Your goal
List every line in this data where the string "noch" occurs.

++++ Materials provided ++++

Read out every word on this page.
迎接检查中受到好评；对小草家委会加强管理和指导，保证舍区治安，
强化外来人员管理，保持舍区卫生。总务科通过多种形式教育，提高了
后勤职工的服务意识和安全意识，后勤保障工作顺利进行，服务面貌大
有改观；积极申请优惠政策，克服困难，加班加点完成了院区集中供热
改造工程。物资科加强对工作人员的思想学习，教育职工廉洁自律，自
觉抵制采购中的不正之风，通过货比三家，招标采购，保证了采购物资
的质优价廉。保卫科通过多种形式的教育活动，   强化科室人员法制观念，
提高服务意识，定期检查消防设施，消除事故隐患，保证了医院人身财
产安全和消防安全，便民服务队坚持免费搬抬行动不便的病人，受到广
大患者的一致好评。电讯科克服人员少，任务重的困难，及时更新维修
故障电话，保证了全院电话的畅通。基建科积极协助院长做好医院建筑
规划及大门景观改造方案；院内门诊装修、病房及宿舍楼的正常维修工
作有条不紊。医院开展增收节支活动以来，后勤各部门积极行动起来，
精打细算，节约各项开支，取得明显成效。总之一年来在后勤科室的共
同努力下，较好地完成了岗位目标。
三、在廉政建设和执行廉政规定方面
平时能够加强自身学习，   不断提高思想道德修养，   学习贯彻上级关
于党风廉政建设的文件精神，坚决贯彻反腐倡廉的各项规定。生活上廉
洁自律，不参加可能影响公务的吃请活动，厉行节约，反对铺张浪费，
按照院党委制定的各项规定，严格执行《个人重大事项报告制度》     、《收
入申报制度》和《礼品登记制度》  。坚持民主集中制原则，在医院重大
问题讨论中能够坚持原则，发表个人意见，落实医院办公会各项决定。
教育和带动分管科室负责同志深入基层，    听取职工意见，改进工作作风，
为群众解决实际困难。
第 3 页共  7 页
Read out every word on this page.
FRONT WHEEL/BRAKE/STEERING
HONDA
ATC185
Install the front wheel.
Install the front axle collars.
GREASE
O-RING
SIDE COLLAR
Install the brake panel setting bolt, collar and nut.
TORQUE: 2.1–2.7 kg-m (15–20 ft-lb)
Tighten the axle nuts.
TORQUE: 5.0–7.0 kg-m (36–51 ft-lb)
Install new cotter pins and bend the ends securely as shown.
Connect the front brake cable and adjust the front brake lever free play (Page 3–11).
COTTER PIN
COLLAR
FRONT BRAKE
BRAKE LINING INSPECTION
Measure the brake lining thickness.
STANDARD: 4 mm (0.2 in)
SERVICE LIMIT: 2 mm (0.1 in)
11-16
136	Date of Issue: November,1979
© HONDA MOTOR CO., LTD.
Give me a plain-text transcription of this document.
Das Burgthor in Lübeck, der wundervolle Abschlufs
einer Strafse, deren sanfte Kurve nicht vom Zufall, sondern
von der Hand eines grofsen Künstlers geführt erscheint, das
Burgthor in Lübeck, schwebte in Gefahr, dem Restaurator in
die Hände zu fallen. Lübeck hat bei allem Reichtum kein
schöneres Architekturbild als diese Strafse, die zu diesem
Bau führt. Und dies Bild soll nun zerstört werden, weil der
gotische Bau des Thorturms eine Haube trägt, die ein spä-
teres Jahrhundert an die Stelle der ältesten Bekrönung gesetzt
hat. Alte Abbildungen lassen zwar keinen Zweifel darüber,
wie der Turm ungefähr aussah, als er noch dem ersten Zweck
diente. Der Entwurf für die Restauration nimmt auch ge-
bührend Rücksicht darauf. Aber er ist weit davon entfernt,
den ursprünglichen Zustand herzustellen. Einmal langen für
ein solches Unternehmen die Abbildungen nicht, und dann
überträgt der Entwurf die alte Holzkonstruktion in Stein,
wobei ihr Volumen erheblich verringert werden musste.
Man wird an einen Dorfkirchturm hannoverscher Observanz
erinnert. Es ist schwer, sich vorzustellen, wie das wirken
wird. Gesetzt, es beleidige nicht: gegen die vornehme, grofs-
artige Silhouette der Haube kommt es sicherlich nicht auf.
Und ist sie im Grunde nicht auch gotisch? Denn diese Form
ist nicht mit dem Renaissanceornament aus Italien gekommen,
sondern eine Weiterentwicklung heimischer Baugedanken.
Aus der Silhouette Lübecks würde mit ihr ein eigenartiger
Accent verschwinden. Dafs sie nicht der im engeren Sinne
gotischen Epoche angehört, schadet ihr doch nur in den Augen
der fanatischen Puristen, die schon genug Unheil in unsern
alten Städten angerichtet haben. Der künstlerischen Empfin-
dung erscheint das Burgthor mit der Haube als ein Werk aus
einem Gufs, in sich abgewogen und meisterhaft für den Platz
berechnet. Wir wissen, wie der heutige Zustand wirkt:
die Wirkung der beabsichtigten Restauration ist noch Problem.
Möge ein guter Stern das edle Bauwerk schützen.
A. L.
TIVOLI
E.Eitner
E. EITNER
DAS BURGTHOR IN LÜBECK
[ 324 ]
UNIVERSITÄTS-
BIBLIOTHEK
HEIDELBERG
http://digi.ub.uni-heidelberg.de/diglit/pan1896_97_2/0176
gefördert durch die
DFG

++++

Task result
wie der Turm ungefähr aussah, als er noch dem ersten Zweck
die Wirkung der beabsichtigten Restauration ist noch Problem.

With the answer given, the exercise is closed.